-- What is required --
Work out the number of lines in the listing that include the string "voormalig". Reply with that number alone.

-- Provided material --
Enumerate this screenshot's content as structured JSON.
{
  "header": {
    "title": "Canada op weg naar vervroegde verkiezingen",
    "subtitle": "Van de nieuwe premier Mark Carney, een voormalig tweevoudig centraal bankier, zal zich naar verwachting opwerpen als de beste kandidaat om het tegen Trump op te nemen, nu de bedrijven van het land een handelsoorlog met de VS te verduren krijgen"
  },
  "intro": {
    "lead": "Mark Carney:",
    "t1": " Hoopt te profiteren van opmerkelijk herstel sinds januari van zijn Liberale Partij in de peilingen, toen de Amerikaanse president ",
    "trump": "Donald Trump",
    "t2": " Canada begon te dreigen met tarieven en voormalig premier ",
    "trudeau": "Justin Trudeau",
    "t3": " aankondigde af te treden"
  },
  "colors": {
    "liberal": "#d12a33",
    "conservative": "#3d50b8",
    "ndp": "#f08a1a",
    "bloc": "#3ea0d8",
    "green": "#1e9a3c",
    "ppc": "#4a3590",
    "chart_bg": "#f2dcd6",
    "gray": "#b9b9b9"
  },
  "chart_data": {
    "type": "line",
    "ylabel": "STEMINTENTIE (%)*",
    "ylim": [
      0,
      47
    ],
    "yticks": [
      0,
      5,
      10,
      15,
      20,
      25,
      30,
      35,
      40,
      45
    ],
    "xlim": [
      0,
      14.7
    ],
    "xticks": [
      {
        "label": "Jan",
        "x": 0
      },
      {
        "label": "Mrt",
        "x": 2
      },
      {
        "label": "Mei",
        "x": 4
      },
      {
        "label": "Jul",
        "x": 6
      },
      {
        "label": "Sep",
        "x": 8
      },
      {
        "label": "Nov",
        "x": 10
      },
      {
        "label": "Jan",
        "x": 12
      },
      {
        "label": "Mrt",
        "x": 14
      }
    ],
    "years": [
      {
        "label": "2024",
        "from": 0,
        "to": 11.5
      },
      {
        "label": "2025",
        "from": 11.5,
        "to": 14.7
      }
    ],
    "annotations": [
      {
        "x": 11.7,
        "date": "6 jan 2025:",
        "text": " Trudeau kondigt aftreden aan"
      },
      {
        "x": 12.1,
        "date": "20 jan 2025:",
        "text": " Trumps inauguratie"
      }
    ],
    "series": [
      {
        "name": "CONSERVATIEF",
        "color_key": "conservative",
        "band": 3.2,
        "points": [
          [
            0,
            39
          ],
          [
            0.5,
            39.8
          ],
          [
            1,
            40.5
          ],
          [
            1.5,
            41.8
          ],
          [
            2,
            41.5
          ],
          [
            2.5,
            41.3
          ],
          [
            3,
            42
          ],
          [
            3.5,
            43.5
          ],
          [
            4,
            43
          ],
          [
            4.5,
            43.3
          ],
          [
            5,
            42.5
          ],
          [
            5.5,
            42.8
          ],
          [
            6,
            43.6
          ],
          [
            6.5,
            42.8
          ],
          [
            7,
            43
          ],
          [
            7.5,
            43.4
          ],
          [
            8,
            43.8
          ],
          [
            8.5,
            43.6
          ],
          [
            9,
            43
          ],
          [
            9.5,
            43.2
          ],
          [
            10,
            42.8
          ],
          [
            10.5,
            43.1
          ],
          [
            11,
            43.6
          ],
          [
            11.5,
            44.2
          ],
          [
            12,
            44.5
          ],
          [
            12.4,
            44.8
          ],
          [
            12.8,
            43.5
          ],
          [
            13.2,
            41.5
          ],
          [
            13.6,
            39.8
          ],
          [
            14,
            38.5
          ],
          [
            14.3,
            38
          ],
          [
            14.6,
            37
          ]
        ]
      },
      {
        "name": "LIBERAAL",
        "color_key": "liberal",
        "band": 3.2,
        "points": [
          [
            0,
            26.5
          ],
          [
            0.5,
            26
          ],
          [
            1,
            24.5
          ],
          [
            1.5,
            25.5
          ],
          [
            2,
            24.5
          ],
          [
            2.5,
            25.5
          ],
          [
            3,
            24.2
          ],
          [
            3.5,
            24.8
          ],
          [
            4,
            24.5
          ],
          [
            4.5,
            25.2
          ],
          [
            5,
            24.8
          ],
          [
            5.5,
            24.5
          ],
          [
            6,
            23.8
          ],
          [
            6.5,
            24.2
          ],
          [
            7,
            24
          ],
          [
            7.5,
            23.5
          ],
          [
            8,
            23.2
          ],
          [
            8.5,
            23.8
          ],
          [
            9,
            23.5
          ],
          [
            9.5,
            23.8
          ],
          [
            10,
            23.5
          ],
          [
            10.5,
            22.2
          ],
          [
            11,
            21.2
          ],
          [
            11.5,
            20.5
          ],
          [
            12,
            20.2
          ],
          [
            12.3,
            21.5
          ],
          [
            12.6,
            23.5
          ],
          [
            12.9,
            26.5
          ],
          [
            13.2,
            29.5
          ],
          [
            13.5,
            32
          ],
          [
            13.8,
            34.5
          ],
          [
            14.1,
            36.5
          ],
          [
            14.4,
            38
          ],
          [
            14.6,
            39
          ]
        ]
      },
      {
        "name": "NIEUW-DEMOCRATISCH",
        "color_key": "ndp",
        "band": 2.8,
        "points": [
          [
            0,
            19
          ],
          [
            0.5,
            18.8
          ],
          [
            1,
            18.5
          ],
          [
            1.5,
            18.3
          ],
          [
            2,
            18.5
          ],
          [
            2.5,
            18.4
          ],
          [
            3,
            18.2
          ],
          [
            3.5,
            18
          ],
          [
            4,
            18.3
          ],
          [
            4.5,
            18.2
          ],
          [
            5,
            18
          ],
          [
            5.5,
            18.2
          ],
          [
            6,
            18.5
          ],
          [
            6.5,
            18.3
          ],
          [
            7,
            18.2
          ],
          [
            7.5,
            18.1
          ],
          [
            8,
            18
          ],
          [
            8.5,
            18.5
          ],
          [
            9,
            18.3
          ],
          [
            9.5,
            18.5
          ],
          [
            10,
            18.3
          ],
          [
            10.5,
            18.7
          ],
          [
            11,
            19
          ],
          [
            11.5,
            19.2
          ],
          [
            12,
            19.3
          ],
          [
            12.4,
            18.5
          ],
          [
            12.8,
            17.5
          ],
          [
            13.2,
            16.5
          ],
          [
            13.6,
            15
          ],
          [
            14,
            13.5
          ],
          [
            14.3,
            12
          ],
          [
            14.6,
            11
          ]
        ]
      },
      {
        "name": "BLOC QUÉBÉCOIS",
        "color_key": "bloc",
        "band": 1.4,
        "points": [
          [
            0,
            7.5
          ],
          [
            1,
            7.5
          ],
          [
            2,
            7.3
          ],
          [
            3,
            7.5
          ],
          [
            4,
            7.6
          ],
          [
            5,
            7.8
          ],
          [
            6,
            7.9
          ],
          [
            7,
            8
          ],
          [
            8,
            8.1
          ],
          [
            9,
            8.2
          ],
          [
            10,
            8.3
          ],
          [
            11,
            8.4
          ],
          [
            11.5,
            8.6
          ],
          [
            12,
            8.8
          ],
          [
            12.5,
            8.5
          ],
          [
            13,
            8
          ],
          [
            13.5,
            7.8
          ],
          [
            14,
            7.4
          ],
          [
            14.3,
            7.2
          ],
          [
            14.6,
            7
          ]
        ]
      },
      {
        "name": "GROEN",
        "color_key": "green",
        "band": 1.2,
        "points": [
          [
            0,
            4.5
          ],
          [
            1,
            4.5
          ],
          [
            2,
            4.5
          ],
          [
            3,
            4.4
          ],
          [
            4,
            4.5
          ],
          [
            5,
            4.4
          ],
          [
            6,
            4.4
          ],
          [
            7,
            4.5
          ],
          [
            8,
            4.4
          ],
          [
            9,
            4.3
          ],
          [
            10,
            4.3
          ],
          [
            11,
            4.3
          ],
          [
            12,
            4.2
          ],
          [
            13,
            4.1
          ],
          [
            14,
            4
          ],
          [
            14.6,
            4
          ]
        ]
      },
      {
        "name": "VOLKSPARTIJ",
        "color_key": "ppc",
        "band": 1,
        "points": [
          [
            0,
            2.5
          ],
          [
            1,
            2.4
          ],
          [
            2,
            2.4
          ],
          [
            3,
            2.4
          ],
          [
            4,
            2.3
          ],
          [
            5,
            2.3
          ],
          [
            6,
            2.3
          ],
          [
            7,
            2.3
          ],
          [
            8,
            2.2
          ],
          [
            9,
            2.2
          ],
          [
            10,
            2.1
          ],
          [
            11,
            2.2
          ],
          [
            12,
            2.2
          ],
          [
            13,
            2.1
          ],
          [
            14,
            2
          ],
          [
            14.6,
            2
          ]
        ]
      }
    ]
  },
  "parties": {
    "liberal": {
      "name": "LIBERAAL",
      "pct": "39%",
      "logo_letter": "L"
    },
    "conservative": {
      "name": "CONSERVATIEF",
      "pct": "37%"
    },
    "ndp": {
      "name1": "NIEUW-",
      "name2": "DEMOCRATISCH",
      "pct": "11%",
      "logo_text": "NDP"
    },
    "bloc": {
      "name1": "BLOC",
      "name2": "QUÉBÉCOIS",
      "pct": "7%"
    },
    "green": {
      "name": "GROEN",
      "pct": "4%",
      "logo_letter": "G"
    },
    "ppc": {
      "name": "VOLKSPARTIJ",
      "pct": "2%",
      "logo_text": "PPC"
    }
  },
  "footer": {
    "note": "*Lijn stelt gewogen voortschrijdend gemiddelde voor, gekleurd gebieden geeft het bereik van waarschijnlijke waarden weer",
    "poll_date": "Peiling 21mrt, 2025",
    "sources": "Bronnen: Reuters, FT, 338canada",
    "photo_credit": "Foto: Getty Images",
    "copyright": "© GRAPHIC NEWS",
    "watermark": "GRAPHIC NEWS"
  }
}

-- Correct output --
2